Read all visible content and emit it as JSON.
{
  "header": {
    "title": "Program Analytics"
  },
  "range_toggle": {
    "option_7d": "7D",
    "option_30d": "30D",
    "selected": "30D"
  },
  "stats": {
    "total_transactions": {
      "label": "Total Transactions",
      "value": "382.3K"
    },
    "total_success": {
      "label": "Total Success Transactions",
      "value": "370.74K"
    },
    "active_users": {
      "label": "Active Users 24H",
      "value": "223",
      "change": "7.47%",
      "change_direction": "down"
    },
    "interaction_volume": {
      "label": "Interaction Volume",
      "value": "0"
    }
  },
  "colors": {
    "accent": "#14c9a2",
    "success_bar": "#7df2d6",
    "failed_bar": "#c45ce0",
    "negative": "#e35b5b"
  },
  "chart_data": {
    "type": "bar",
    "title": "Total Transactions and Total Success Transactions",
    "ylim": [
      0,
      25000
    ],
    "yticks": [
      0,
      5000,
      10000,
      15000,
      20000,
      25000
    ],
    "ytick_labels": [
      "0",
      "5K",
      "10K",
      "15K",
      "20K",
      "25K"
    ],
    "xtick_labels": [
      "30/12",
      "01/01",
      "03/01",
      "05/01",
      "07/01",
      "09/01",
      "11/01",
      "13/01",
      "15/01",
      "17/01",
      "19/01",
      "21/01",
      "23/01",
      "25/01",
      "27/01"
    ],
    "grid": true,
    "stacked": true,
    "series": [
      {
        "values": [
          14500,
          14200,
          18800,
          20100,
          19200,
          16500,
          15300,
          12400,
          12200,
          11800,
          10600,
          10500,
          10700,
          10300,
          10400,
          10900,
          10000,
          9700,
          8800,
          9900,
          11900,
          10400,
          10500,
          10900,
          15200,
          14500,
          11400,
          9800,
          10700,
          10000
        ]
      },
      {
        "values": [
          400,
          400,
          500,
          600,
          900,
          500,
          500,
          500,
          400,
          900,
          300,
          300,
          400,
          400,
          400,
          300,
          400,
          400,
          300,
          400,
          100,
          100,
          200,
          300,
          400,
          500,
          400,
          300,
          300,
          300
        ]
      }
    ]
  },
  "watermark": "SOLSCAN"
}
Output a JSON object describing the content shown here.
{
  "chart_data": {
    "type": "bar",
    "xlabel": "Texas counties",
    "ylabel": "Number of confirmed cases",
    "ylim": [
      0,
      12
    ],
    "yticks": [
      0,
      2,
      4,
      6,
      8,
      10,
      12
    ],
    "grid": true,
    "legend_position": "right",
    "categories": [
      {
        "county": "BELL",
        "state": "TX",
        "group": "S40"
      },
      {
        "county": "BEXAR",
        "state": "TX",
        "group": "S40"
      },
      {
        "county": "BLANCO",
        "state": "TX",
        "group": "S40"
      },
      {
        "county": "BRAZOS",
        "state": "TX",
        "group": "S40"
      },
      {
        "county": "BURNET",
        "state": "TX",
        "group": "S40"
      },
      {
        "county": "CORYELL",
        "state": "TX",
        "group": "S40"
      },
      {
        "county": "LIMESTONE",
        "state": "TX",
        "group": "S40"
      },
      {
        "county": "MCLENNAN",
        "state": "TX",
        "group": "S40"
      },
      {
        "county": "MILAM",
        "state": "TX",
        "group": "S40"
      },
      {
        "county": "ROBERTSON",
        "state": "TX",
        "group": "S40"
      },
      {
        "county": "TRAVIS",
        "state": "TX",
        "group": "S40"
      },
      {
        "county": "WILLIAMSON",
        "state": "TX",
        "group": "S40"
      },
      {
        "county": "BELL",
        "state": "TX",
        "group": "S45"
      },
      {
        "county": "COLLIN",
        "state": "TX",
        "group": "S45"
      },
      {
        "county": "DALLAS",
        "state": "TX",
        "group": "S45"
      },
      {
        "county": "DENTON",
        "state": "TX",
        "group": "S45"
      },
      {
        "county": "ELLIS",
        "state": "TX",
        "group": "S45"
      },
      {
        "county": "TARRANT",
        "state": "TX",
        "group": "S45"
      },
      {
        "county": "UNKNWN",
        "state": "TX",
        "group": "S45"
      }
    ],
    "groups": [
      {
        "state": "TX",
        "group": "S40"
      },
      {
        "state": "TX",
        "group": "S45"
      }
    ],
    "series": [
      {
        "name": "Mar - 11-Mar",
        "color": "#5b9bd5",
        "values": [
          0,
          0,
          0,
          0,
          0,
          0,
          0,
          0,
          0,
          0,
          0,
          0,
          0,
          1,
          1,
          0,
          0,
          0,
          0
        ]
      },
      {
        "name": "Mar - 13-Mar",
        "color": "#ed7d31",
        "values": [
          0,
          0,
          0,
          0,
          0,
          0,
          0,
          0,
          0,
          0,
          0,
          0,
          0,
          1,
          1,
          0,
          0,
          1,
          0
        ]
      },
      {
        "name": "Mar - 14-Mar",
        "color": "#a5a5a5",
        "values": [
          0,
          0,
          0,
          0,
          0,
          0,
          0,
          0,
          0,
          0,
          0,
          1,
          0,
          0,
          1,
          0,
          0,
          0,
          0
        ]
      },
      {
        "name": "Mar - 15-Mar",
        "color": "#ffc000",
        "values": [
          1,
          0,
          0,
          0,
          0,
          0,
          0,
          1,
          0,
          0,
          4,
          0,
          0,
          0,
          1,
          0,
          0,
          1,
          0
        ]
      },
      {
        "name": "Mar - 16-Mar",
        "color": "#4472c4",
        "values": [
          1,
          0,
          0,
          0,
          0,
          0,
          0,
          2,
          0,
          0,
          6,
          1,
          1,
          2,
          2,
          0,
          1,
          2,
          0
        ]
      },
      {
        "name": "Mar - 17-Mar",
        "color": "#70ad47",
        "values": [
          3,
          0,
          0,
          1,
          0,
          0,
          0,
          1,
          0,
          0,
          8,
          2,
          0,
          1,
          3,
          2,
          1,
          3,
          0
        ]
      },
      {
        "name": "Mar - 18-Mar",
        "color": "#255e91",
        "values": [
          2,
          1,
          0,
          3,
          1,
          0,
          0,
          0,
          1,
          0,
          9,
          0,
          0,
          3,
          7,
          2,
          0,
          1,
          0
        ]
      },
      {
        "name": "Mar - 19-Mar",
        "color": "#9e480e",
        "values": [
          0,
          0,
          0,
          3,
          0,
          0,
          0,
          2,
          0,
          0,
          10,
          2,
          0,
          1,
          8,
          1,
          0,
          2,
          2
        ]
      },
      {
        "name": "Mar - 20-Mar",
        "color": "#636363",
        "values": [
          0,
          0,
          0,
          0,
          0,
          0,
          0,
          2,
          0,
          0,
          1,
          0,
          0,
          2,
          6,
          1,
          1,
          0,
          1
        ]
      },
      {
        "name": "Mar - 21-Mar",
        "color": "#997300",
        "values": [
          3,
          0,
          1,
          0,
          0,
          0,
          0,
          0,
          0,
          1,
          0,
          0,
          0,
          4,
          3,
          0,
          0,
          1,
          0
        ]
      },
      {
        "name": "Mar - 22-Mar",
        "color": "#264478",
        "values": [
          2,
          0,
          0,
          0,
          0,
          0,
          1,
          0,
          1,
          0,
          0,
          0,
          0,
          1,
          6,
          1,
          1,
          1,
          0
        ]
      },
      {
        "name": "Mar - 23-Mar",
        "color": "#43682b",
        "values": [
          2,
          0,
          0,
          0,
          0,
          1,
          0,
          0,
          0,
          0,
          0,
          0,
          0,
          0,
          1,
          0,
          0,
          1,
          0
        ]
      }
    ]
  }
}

______________________________

Return the material exactly as it stands.

Read all visible content and emit it as JSON.
{
  "header": {
    "title": "Program Analytics"
  },
  "range_toggle": {
    "option_7d": "7D",
    "option_30d": "30D",
    "selected": "30D"
  },
  "stats": {
    "total_transactions": {
      "label": "Total Transactions",
      "value": "382.3K"
    },
    "total_success": {
      "label": "Total Success Transactions",
      "value": "370.74K"
    },
    "active_users": {
      "label": "Active Users 24H",
      "value": "223",
      "change": "7.47%",
      "change_direction": "down"
    },
    "interaction_volume": {
      "label": "Interaction Volume",
      "value": "0"
    }
  },
  "colors": {
    "accent": "#14c9a2",
    "success_bar": "#7df2d6",
    "failed_bar": "#c45ce0",
    "negative": "#e35b5b"
  },
  "chart_data": {
    "type": "bar",
    "title": "Total Transactions and Total Success Transactions",
    "ylim": [
      0,
      25000
    ],
    "yticks": [
      0,
      5000,
      10000,
      15000,
      20000,
      25000
    ],
    "ytick_labels": [
      "0",
      "5K",
      "10K",
      "15K",
      "20K",
      "25K"
    ],
    "xtick_labels": [
      "30/12",
      "01/01",
      "03/01",
      "05/01",
      "07/01",
      "09/01",
      "11/01",
      "13/01",
      "15/01",
      "17/01",
      "19/01",
      "21/01",
      "23/01",
      "25/01",
      "27/01"
    ],
    "grid": true,
    "stacked": true,
    "series": [
      {
        "values": [
          14500,
          14200,
          18800,
          20100,
          19200,
          16500,
          15300,
          12400,
          12200,
          11800,
          10600,
          10500,
          10700,
          10300,
          10400,
          10900,
          10000,
          9700,
          8800,
          9900,
          11900,
          10400,
          10500,
          10900,
          15200,
          14500,
          11400,
          9800,
          10700,
          10000
        ]
      },
      {
        "values": [
          400,
          400,
          500,
          600,
          900,
          500,
          500,
          500,
          400,
          900,
          300,
          300,
          400,
          400,
          400,
          300,
          400,
          400,
          300,
          400,
          100,
          100,
          200,
          300,
          400,
          500,
          400,
          300,
          300,
          300
        ]
      }
    ]
  },
  "watermark": "SOLSCAN"
}
Output a JSON object describing the content shown here.
{
  "chart_data": {
    "type": "bar",
    "xlabel": "Texas counties",
    "ylabel": "Number of confirmed cases",
    "ylim": [
      0,
      12
    ],
    "yticks": [
      0,
      2,
      4,
      6,
      8,
      10,
      12
    ],
    "grid": true,
    "legend_position": "right",
    "categories": [
      {
        "county": "BELL",
        "state": "TX",
        "group": "S40"
      },
      {
        "county": "BEXAR",
        "state": "TX",
        "group": "S40"
      },
      {
        "county": "BLANCO",
        "state": "TX",
        "group": "S40"
      },
      {
        "county": "BRAZOS",
        "state": "TX",
        "group": "S40"
      },
      {
        "county": "BURNET",
        "state": "TX",
        "group": "S40"
      },
      {
        "county": "CORYELL",
        "state": "TX",
        "group": "S40"
      },
      {
        "county": "LIMESTONE",
        "state": "TX",
        "group": "S40"
      },
      {
        "county": "MCLENNAN",
        "state": "TX",
        "group": "S40"
      },
      {
        "county": "MILAM",
        "state": "TX",
        "group": "S40"
      },
      {
        "county": "ROBERTSON",
        "state": "TX",
        "group": "S40"
      },
      {
        "county": "TRAVIS",
        "state": "TX",
        "group": "S40"
      },
      {
        "county": "WILLIAMSON",
        "state": "TX",
        "group": "S40"
      },
      {
        "county": "BELL",
        "state": "TX",
        "group": "S45"
      },
      {
        "county": "COLLIN",
        "state": "TX",
        "group": "S45"
      },
      {
        "county": "DALLAS",
        "state": "TX",
        "group": "S45"
      },
      {
        "county": "DENTON",
        "state": "TX",
        "group": "S45"
      },
      {
        "county": "ELLIS",
        "state": "TX",
        "group": "S45"
      },
      {
        "county": "TARRANT",
        "state": "TX",
        "group": "S45"
      },
      {
        "county": "UNKNWN",
        "state": "TX",
        "group": "S45"
      }
    ],
    "groups": [
      {
        "state": "TX",
        "group": "S40"
      },
      {
        "state": "TX",
        "group": "S45"
      }
    ],
    "series": [
      {
        "name": "Mar - 11-Mar",
        "color": "#5b9bd5",
        "values": [
          0,
          0,
          0,
          0,
          0,
          0,
          0,
          0,
          0,
          0,
          0,
          0,
          0,
          1,
          1,
          0,
          0,
          0,
          0
        ]
      },
      {
        "name": "Mar - 13-Mar",
        "color": "#ed7d31",
        "values": [
          0,
          0,
          0,
          0,
          0,
          0,
          0,
          0,
          0,
          0,
          0,
          0,
          0,
          1,
          1,
          0,
          0,
          1,
          0
        ]
      },
      {
        "name": "Mar - 14-Mar",
        "color": "#a5a5a5",
        "values": [
          0,
          0,
          0,
          0,
          0,
          0,
          0,
          0,
          0,
          0,
          0,
          1,
          0,
          0,
          1,
          0,
          0,
          0,
          0
        ]
      },
      {
        "name": "Mar - 15-Mar",
        "color": "#ffc000",
        "values": [
          1,
          0,
          0,
          0,
          0,
          0,
          0,
          1,
          0,
          0,
          4,
          0,
          0,
          0,
          1,
          0,
          0,
          1,
          0
        ]
      },
      {
        "name": "Mar - 16-Mar",
        "color": "#4472c4",
        "values": [
          1,
          0,
          0,
          0,
          0,
          0,
          0,
          2,
          0,
          0,
          6,
          1,
          1,
          2,
          2,
          0,
          1,
          2,
          0
        ]
      },
      {
        "name": "Mar - 17-Mar",
        "color": "#70ad47",
        "values": [
          3,
          0,
          0,
          1,
          0,
          0,
          0,
          1,
          0,
          0,
          8,
          2,
          0,
          1,
          3,
          2,
          1,
          3,
          0
        ]
      },
      {
        "name": "Mar - 18-Mar",
        "color": "#255e91",
        "values": [
          2,
          1,
          0,
          3,
          1,
          0,
          0,
          0,
          1,
          0,
          9,
          0,
          0,
          3,
          7,
          2,
          0,
          1,
          0
        ]
      },
      {
        "name": "Mar - 19-Mar",
        "color": "#9e480e",
        "values": [
          0,
          0,
          0,
          3,
          0,
          0,
          0,
          2,
          0,
          0,
          10,
          2,
          0,
          1,
          8,
          1,
          0,
          2,
          2
        ]
      },
      {
        "name": "Mar - 20-Mar",
        "color": "#636363",
        "values": [
          0,
          0,
          0,
          0,
          0,
          0,
          0,
          2,
          0,
          0,
          1,
          0,
          0,
          2,
          6,
          1,
          1,
          0,
          1
        ]
      },
      {
        "name": "Mar - 21-Mar",
        "color": "#997300",
        "values": [
          3,
          0,
          1,
          0,
          0,
          0,
          0,
          0,
          0,
          1,
          0,
          0,
          0,
          4,
          3,
          0,
          0,
          1,
          0
        ]
      },
      {
        "name": "Mar - 22-Mar",
        "color": "#264478",
        "values": [
          2,
          0,
          0,
          0,
          0,
          0,
          1,
          0,
          1,
          0,
          0,
          0,
          0,
          1,
          6,
          1,
          1,
          1,
          0
        ]
      },
      {
        "name": "Mar - 23-Mar",
        "color": "#43682b",
        "values": [
          2,
          0,
          0,
          0,
          0,
          1,
          0,
          0,
          0,
          0,
          0,
          0,
          0,
          0,
          1,
          0,
          0,
          1,
          0
        ]
      }
    ]
  }
}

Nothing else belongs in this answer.